■ Given request
Give the number of lines that contain the string "Logout", and nothing else.

(Extracted records)
━━━━
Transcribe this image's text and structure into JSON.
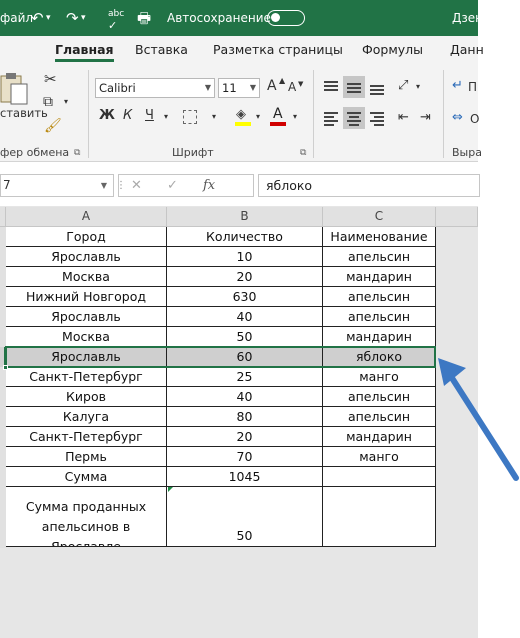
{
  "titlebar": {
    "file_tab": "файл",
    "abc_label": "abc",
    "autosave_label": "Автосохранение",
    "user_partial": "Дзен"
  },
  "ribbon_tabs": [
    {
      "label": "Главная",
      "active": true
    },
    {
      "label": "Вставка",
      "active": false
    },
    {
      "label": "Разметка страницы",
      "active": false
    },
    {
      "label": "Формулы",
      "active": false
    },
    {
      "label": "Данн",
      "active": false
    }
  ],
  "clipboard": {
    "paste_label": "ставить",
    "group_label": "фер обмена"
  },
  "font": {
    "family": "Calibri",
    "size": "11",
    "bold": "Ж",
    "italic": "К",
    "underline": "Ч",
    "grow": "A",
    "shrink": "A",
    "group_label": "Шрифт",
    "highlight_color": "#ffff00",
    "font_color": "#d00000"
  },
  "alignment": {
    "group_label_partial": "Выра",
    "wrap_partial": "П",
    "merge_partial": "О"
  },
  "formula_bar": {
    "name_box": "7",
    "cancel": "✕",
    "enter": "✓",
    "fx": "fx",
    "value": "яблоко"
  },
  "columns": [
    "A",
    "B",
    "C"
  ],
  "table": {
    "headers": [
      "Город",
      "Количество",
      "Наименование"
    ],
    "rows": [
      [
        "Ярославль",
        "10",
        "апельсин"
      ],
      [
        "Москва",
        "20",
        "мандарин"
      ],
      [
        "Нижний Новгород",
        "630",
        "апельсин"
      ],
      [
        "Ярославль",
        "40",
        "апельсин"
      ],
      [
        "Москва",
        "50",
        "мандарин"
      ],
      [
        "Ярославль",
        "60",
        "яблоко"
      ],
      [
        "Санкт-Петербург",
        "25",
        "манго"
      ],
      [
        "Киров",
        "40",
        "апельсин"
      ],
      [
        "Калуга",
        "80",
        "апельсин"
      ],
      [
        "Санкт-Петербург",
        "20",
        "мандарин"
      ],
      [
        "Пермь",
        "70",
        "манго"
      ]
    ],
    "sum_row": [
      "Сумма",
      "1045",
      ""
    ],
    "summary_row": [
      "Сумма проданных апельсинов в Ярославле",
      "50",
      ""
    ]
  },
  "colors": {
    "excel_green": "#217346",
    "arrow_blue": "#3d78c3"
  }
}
━━━━
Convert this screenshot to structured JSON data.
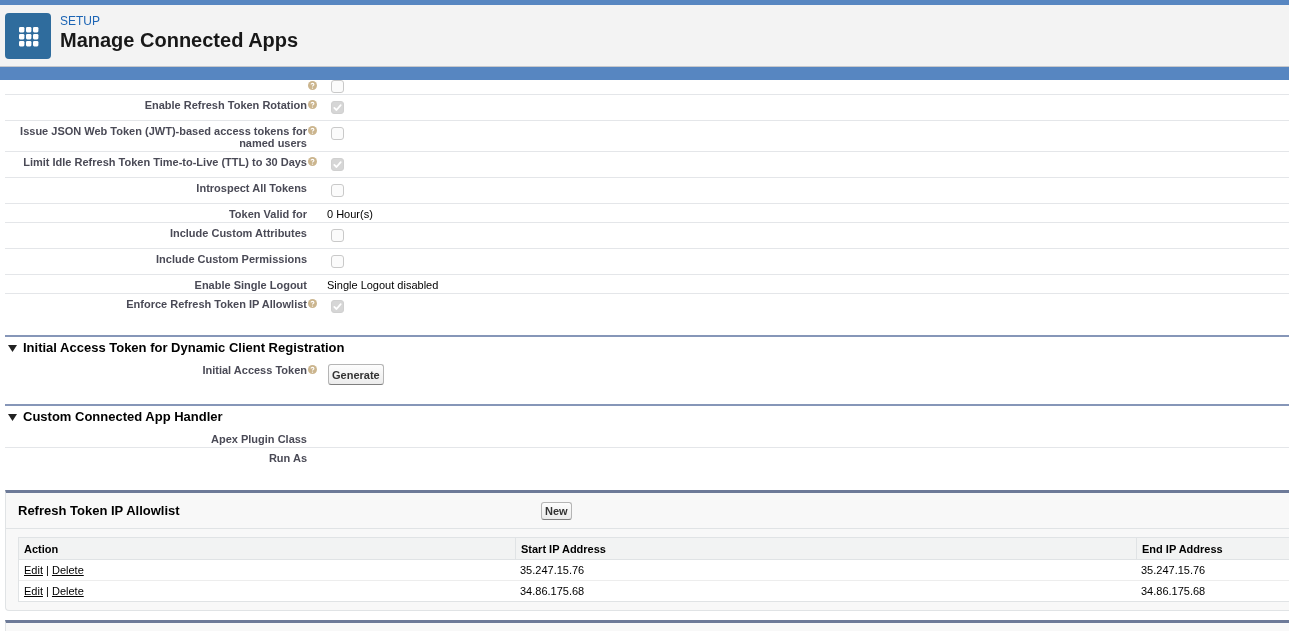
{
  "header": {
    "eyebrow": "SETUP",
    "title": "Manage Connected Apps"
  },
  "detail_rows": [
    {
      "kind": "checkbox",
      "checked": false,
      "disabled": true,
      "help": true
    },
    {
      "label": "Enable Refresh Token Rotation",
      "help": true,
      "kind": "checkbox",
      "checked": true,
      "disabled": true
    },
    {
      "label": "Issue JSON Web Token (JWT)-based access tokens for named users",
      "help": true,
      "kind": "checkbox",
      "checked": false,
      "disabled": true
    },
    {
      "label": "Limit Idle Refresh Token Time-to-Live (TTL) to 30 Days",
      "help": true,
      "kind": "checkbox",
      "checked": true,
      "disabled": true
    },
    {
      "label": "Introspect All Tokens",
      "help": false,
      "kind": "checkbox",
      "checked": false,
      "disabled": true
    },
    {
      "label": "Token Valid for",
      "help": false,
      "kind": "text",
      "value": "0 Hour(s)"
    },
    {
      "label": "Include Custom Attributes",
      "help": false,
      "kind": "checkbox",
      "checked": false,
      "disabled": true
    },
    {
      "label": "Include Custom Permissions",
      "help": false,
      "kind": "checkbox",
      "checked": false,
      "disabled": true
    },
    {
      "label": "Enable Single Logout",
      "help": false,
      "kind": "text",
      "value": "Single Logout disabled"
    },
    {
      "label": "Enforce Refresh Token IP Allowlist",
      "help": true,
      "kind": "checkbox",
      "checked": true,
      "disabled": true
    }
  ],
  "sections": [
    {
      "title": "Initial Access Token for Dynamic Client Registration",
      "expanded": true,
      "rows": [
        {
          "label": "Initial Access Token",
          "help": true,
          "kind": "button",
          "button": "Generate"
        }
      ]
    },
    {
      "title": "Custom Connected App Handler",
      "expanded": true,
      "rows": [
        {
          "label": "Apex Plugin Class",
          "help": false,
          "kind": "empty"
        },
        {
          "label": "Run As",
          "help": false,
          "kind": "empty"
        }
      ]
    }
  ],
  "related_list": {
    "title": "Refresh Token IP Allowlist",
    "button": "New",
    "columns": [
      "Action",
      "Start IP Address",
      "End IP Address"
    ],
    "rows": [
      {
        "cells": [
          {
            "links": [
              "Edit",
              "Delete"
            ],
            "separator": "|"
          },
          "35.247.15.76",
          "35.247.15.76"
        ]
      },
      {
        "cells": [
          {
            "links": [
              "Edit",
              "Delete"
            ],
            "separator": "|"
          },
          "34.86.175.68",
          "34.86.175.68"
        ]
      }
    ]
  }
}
━━━━
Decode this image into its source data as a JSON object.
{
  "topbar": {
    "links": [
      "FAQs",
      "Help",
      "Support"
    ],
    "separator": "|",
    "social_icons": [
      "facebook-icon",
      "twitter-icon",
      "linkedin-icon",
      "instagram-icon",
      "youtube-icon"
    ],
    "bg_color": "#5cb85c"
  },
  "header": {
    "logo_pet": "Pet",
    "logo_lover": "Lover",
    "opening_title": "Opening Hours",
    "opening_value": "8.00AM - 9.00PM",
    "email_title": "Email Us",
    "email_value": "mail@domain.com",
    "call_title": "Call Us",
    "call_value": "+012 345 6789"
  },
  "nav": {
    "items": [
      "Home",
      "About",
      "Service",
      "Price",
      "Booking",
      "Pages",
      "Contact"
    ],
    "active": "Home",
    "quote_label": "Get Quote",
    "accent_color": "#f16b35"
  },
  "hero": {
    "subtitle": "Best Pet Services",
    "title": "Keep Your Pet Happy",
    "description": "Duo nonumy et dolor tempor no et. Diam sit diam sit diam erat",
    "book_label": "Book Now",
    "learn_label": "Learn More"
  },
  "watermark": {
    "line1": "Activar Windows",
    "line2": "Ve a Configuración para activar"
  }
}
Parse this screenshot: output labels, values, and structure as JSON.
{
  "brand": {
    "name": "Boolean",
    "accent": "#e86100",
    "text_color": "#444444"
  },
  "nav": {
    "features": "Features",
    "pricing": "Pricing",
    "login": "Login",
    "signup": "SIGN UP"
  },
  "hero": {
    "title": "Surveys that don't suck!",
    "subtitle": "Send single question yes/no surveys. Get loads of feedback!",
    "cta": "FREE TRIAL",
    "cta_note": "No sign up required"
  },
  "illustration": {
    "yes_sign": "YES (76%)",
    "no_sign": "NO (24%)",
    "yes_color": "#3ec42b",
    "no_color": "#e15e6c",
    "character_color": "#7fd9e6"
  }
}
━━━━
■ Reply
2